» **WHAT YOU WILL DO**:
Copy out all the lines where "三整一创" shows up.

Dataset items
- - - - -

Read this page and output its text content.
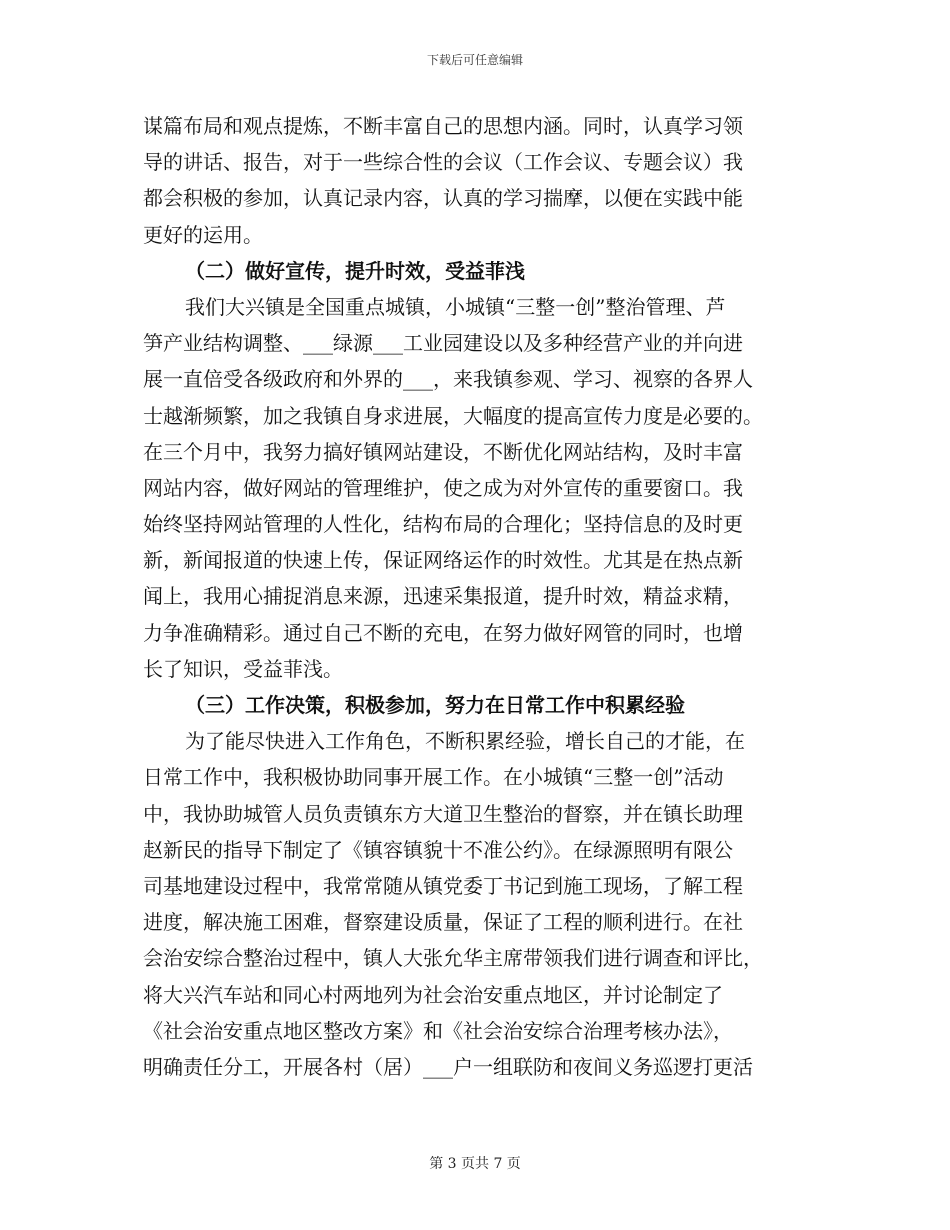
下载后可任意编辑
谋篇布局和观点提炼，不断丰富自己的思想内涵。同时，认真学习领
导的讲话、报告，对于一些综合性的会议（工作会议、专题会议）我
都会积极的参加，认真记录内容，认真的学习揣摩，以便在实践中能
更好的运用。
（二）做好宣传，提升时效，受益菲浅
我们大兴镇是全国重点城镇，小城镇“三整一创”整治管理、芦
笋产业结构调整、___绿源___工业园建设以及多种经营产业的并向进
展一直倍受各级政府和外界的___，来我镇参观、学习、视察的各界人
士越渐频繁，加之我镇自身求进展，大幅度的提高宣传力度是必要的。
在三个月中，我努力搞好镇网站建设，不断优化网站结构，及时丰富
网站内容，做好网站的管理维护，使之成为对外宣传的重要窗口。我
始终坚持网站管理的人性化，结构布局的合理化；坚持信息的及时更
新，新闻报道的快速上传，保证网络运作的时效性。尤其是在热点新
闻上，我用心捕捉消息来源，迅速采集报道，提升时效，精益求精，
力争准确精彩。通过自己不断的充电，在努力做好网管的同时，也增
长了知识，受益菲浅。
（三）工作决策，积极参加，努力在日常工作中积累经验
为了能尽快进入工作角色，不断积累经验，增长自己的才能，在
日常工作中，我积极协助同事开展工作。在小城镇“三整一创”活动
中，我协助城管人员负责镇东方大道卫生整治的督察，并在镇长助理
赵新民的指导下制定了《镇容镇貌十不准公约》。在绿源照明有限公
司基地建设过程中，我常常随从镇党委丁书记到施工现场，了解工程
进度，解决施工困难，督察建设质量，保证了工程的顺利进行。在社
会治安综合整治过程中，镇人大张允华主席带领我们进行调查和评比，
将大兴汽车站和同心村两地列为社会治安重点地区，并讨论制定了
《社会治安重点地区整改方案》和《社会治安综合治理考核办法》，
明确责任分工，开展各村（居）___户一组联防和夜间义务巡逻打更活
第 3 页共 7 页
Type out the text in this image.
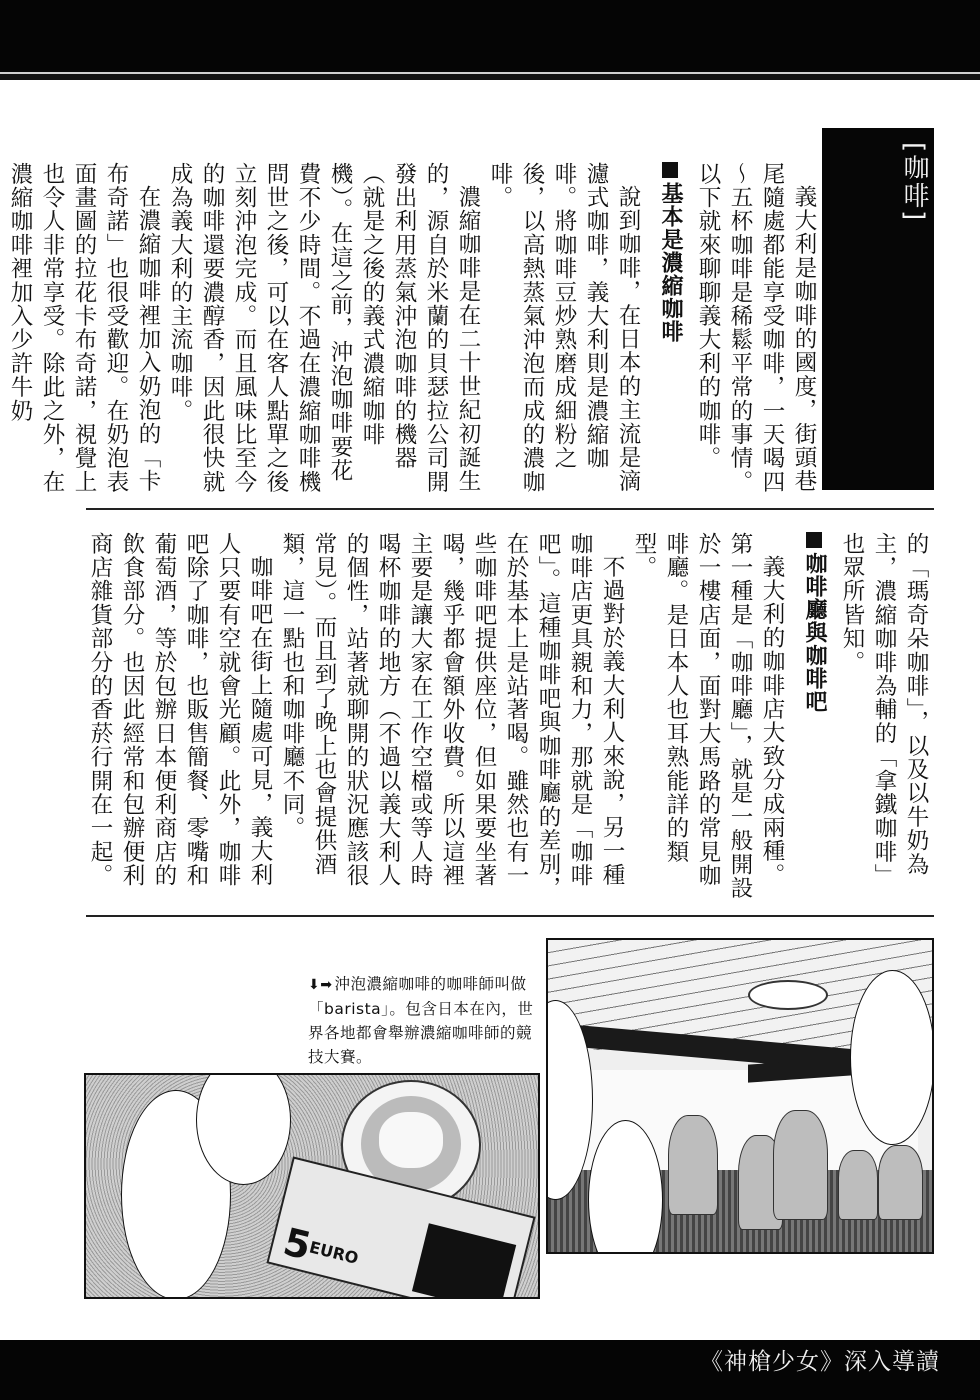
[咖啡]

義大利是咖啡的國度，街頭巷尾隨處都能享受咖啡，一天喝四～五杯咖啡是稀鬆平常的事情。以下就來聊聊義大利的咖啡。

基本是濃縮咖啡

說到咖啡，在日本的主流是滴濾式咖啡，義大利則是濃縮咖啡。將咖啡豆炒熟磨成細粉之後，以高熱蒸氣沖泡而成的濃咖啡。

濃縮咖啡是在二十世紀初誕生的，源自於米蘭的貝瑟拉公司開發出利用蒸氣沖泡咖啡的機器（就是之後的義式濃縮咖啡機）。在這之前，沖泡咖啡要花費不少時間。不過在濃縮咖啡機問世之後，可以在客人點單之後立刻沖泡完成。而且風味比至今的咖啡還要濃醇香，因此很快就成為義大利的主流咖啡。

在濃縮咖啡裡加入奶泡的「卡布奇諾」也很受歡迎。在奶泡表面畫圖的拉花卡布奇諾，視覺上也令人非常享受。除此之外，在濃縮咖啡裡加入少許牛奶

的「瑪奇朵咖啡」，以及以牛奶為主，濃縮咖啡為輔的「拿鐵咖啡」也眾所皆知。

咖啡廳與咖啡吧

義大利的咖啡店大致分成兩種。第一種是「咖啡廳」，就是一般開設於一樓店面，面對大馬路的常見咖啡廳。是日本人也耳熟能詳的類型。

不過對於義大利人來說，另一種咖啡店更具親和力，那就是「咖啡吧」。這種咖啡吧與咖啡廳的差別，在於基本上是站著喝。雖然也有一些咖啡吧提供座位，但如果要坐著喝，幾乎都會額外收費。所以這裡主要是讓大家在工作空檔或等人時喝杯咖啡的地方（不過以義大利人的個性，站著就聊開的狀況應該很常見）。而且到了晚上也會提供酒類，這一點也和咖啡廳不同。

咖啡吧在街上隨處可見，義大利人只要有空就會光顧。此外，咖啡吧除了咖啡，也販售簡餐、零嘴和葡萄酒，等於包辦日本便利商店的飲食部分。也因此經常和包辦便利商店雜貨部分的香菸行開在一起。

⬇➡ 沖泡濃縮咖啡的咖啡師叫做「barista」。包含日本在內，世界各地都會舉辦濃縮咖啡師的競技大賽。
5
EURO
《神槍少女》深入導讀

- - - - -

» **TASK RESULT**:
我们大兴镇是全国重点城镇，小城镇“三整一创”整治管理、芦
日常工作中，我积极协助同事开展工作。在小城镇“三整一创”活动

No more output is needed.